Your task is to return, word for word, only the lines from the line with "Read out every word on this page." through the close of the data. Exclude all pictures.

Data entries:
────────────────────────────────────────
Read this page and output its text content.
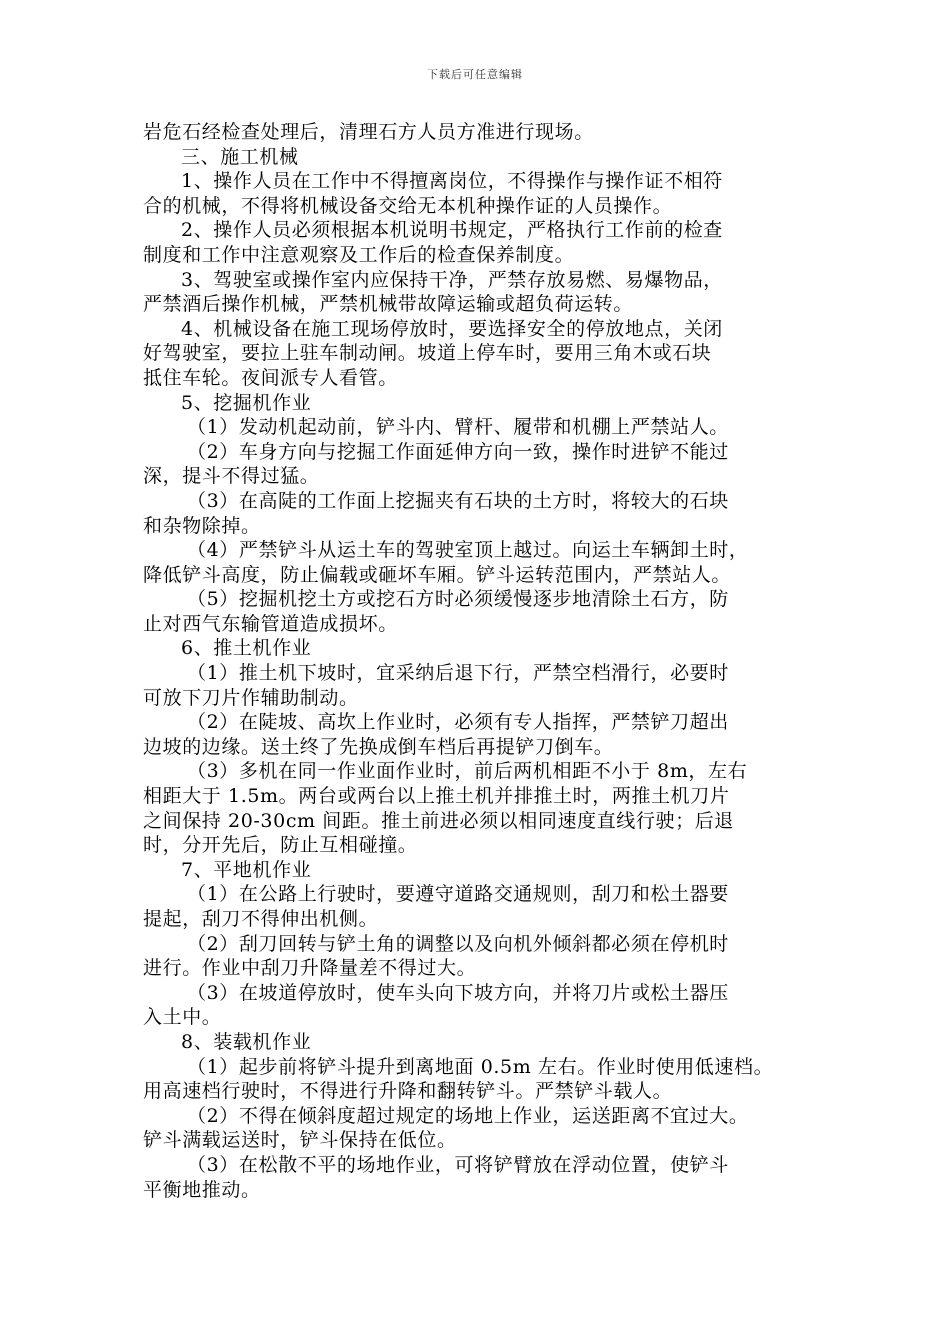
下载后可任意编辑
岩危石经检查处理后，清理石方人员方准进行现场。
三、施工机械
1、操作人员在工作中不得擅离岗位，不得操作与操作证不相符
合的机械，不得将机械设备交给无本机种操作证的人员操作。
2、操作人员必须根据本机说明书规定，严格执行工作前的检查
制度和工作中注意观察及工作后的检查保养制度。
3、驾驶室或操作室内应保持干净，严禁存放易燃、易爆物品，
严禁酒后操作机械，严禁机械带故障运输或超负荷运转。
4、机械设备在施工现场停放时，要选择安全的停放地点，关闭
好驾驶室，要拉上驻车制动闸。坡道上停车时，要用三角木或石块
抵住车轮。夜间派专人看管。
5、挖掘机作业
（1）发动机起动前，铲斗内、臂杆、履带和机棚上严禁站人。
（2）车身方向与挖掘工作面延伸方向一致，操作时进铲不能过
深，提斗不得过猛。
（3）在高陡的工作面上挖掘夹有石块的土方时，将较大的石块
和杂物除掉。
（4）严禁铲斗从运土车的驾驶室顶上越过。向运土车辆卸土时，
降低铲斗高度，防止偏载或砸坏车厢。铲斗运转范围内，严禁站人。
（5）挖掘机挖土方或挖石方时必须缓慢逐步地清除土石方，防
止对西气东输管道造成损坏。
6、推土机作业
（1）推土机下坡时，宜采纳后退下行，严禁空档滑行，必要时
可放下刀片作辅助制动。
（2）在陡坡、高坎上作业时，必须有专人指挥，严禁铲刀超出
边坡的边缘。送土终了先换成倒车档后再提铲刀倒车。
（3）多机在同一作业面作业时，前后两机相距不小于 8m，左右
相距大于 1.5m。两台或两台以上推土机并排推土时，两推土机刀片
之间保持 20-30cm 间距。推土前进必须以相同速度直线行驶；后退
时，分开先后，防止互相碰撞。
7、平地机作业
（1）在公路上行驶时，要遵守道路交通规则，刮刀和松土器要
提起，刮刀不得伸出机侧。
（2）刮刀回转与铲土角的调整以及向机外倾斜都必须在停机时
进行。作业中刮刀升降量差不得过大。
（3）在坡道停放时，使车头向下坡方向，并将刀片或松土器压
入土中。
8、装载机作业
（1）起步前将铲斗提升到离地面 0.5m 左右。作业时使用低速档。
用高速档行驶时，不得进行升降和翻转铲斗。严禁铲斗载人。
（2）不得在倾斜度超过规定的场地上作业，运送距离不宜过大。
铲斗满载运送时，铲斗保持在低位。
（3）在松散不平的场地作业，可将铲臂放在浮动位置，使铲斗
平衡地推动。
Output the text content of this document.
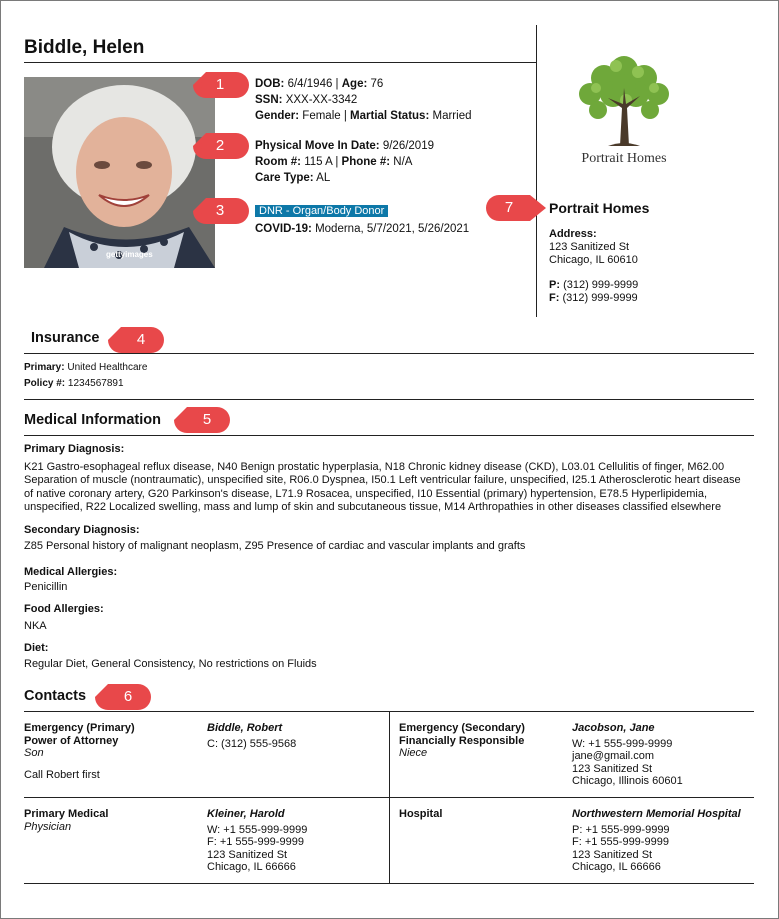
Biddle, Helen
gettyimages
DOB: 6/4/1946 | Age: 76
SSN: XXX-XX-3342
Gender: Female | Martial Status: Married
Physical Move In Date: 9/26/2019
Room #: 115 A | Phone #: N/A
Care Type: AL
DNR - Organ/Body Donor
COVID-19: Moderna, 5/7/2021, 5/26/2021
Portrait Homes
Portrait Homes
Address:
123 Sanitized St
Chicago, IL 60610
P: (312) 999-9999
F: (312) 999-9999
Insurance
Primary: United Healthcare
Policy #: 1234567891
Medical Information
Primary Diagnosis:
K21 Gastro-esophageal reflux disease, N40 Benign prostatic hyperplasia, N18 Chronic kidney disease (CKD), L03.01 Cellulitis of finger, M62.00 Separation of muscle (nontraumatic), unspecified site, R06.0 Dyspnea, I50.1 Left ventricular failure, unspecified, I25.1 Atherosclerotic heart disease of native coronary artery, G20 Parkinson's disease, L71.9 Rosacea, unspecified, I10 Essential (primary) hypertension, E78.5 Hyperlipidemia, unspecified, R22 Localized swelling, mass and lump of skin and subcutaneous tissue, M14 Arthropathies in other diseases classified elsewhere
Secondary Diagnosis:
Z85 Personal history of malignant neoplasm, Z95 Presence of cardiac and vascular implants and grafts
Medical Allergies:
Penicillin
Food Allergies:
NKA
Diet:
Regular Diet, General Consistency, No restrictions on Fluids
Contacts
Emergency (Primary)
Power of Attorney
Son
Call Robert first
Biddle, Robert
C: (312) 555-9568
Emergency (Secondary)
Financially Responsible
Niece
Jacobson, Jane
W: +1 555-999-9999
jane@gmail.com
123 Sanitized St
Chicago, Illinois 60601
Primary Medical
Physician
Kleiner, Harold
W: +1 555-999-9999
F: +1 555-999-9999
123 Sanitized St
Chicago, IL 66666
Hospital	Northwestern Memorial Hospital
P: +1 555-999-9999
F: +1 555-999-9999
123 Sanitized St
Chicago, IL 66666
1
2
3
4
5
6
7
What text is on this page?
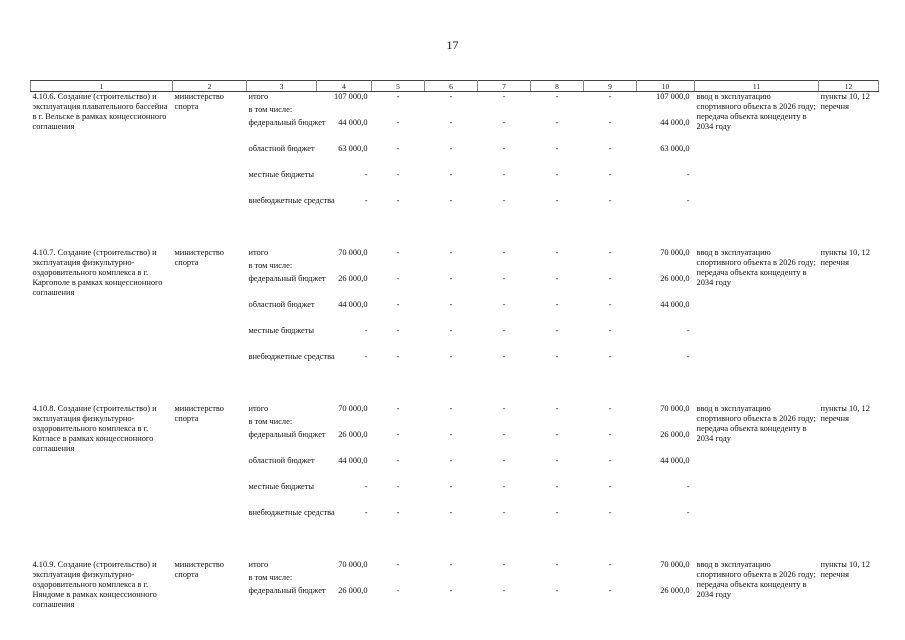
17
1	2	3	4	5	6	7	8	9	10	11	12
4.10.6. Создание (строительство) и эксплуатация плавательного бассейна в г. Вельске в рамках концессионного соглашения	министерство спорта	итого	107 000,0	-	-	-	-	-	107 000,0	ввод в эксплуатацию спортивного объекта в 2026 году; передача объекта концеденту в 2034 году	пункты 10, 12 перечня
		в том числе:									
		федеральный бюджет	44 000,0	-	-	-	-	-	44 000,0		
		областной бюджет	63 000,0	-	-	-	-	-	63 000,0		
		местные бюджеты	-	-	-	-	-	-	-		
		внебюджетные средства	-	-	-	-	-	-	-		

4.10.7. Создание (строительство) и эксплуатация физкультурно-оздоровительного комплекса в г. Каргополе в рамках концессионного соглашения	министерство спорта	итого	70 000,0	-	-	-	-	-	70 000,0	ввод в эксплуатацию спортивного объекта в 2026 году; передача объекта концеденту в 2034 году	пункты 10, 12 перечня
		в том числе:									
		федеральный бюджет	26 000,0	-	-	-	-	-	26 000,0		
		областной бюджет	44 000,0	-	-	-	-	-	44 000,0		
		местные бюджеты	-	-	-	-	-	-	-		
		внебюджетные средства	-	-	-	-	-	-	-		

4.10.8. Создание (строительство) и эксплуатация физкультурно-оздоровительного комплекса в г. Котласе в рамках концессионного соглашения	министерство спорта	итого	70 000,0	-	-	-	-	-	70 000,0	ввод в эксплуатацию спортивного объекта в 2026 году; передача объекта концеденту в 2034 году	пункты 10, 12 перечня
		в том числе:									
		федеральный бюджет	26 000,0	-	-	-	-	-	26 000,0		
		областной бюджет	44 000,0	-	-	-	-	-	44 000,0		
		местные бюджеты	-	-	-	-	-	-	-		
		внебюджетные средства	-	-	-	-	-	-	-		

4.10.9. Создание (строительство) и эксплуатация физкультурно-оздоровительного комплекса в г. Няндоме в рамках концессионного соглашения	министерство спорта	итого	70 000,0	-	-	-	-	-	70 000,0	ввод в эксплуатацию спортивного объекта в 2026 году; передача объекта концеденту в 2034 году	пункты 10, 12 перечня
		в том числе:									
		федеральный бюджет	26 000,0	-	-	-	-	-	26 000,0		
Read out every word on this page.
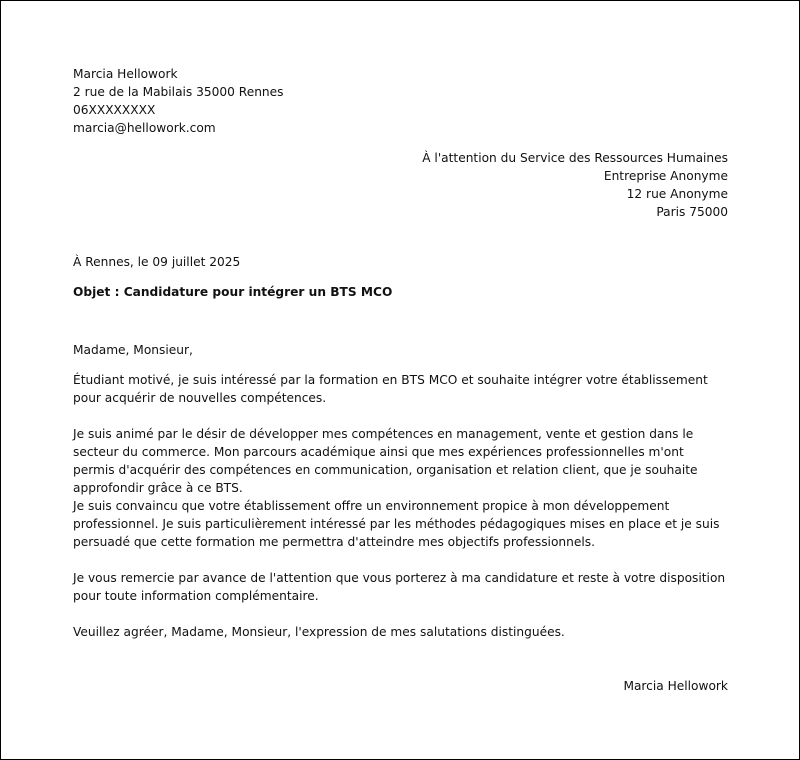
Marcia Hellowork
2 rue de la Mabilais 35000 Rennes
06XXXXXXXX
marcia@hellowork.com
À l'attention du Service des Ressources Humaines
Entreprise Anonyme
12 rue Anonyme
Paris 75000
À Rennes, le 09 juillet 2025
Objet : Candidature pour intégrer un BTS MCO
Madame, Monsieur,
Étudiant motivé, je suis intéressé par la formation en BTS MCO et souhaite intégrer votre établissement pour acquérir de nouvelles compétences.
Je suis animé par le désir de développer mes compétences en management, vente et gestion dans le secteur du commerce. Mon parcours académique ainsi que mes expériences professionnelles m'ont permis d'acquérir des compétences en communication, organisation et relation client, que je souhaite approfondir grâce à ce BTS.
Je suis convaincu que votre établissement offre un environnement propice à mon développement professionnel. Je suis particulièrement intéressé par les méthodes pédagogiques mises en place et je suis persuadé que cette formation me permettra d'atteindre mes objectifs professionnels.
Je vous remercie par avance de l'attention que vous porterez à ma candidature et reste à votre disposition pour toute information complémentaire.
Veuillez agréer, Madame, Monsieur, l'expression de mes salutations distinguées.
Marcia Hellowork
────────────────────────────────────────
OUTPUT FOR THIS EXERCISE:
Read out every word on this page.
Marcia Hellowork
2 rue de la Mabilais 35000 Rennes
06XXXXXXXX
marcia@hellowork.com
À l'attention du Service des Ressources Humaines
Entreprise Anonyme
12 rue Anonyme
Paris 75000
À Rennes, le 09 juillet 2025
Objet : Candidature pour intégrer un BTS MCO
Madame, Monsieur,
Étudiant motivé, je suis intéressé par la formation en BTS MCO et souhaite intégrer votre établissement pour acquérir de nouvelles compétences.
Je suis animé par le désir de développer mes compétences en management, vente et gestion dans le secteur du commerce. Mon parcours académique ainsi que mes expériences professionnelles m'ont permis d'acquérir des compétences en communication, organisation et relation client, que je souhaite approfondir grâce à ce BTS.
Je suis convaincu que votre établissement offre un environnement propice à mon développement professionnel. Je suis particulièrement intéressé par les méthodes pédagogiques mises en place et je suis persuadé que cette formation me permettra d'atteindre mes objectifs professionnels.
Je vous remercie par avance de l'attention que vous porterez à ma candidature et reste à votre disposition pour toute information complémentaire.
Veuillez agréer, Madame, Monsieur, l'expression de mes salutations distinguées.
Marcia Hellowork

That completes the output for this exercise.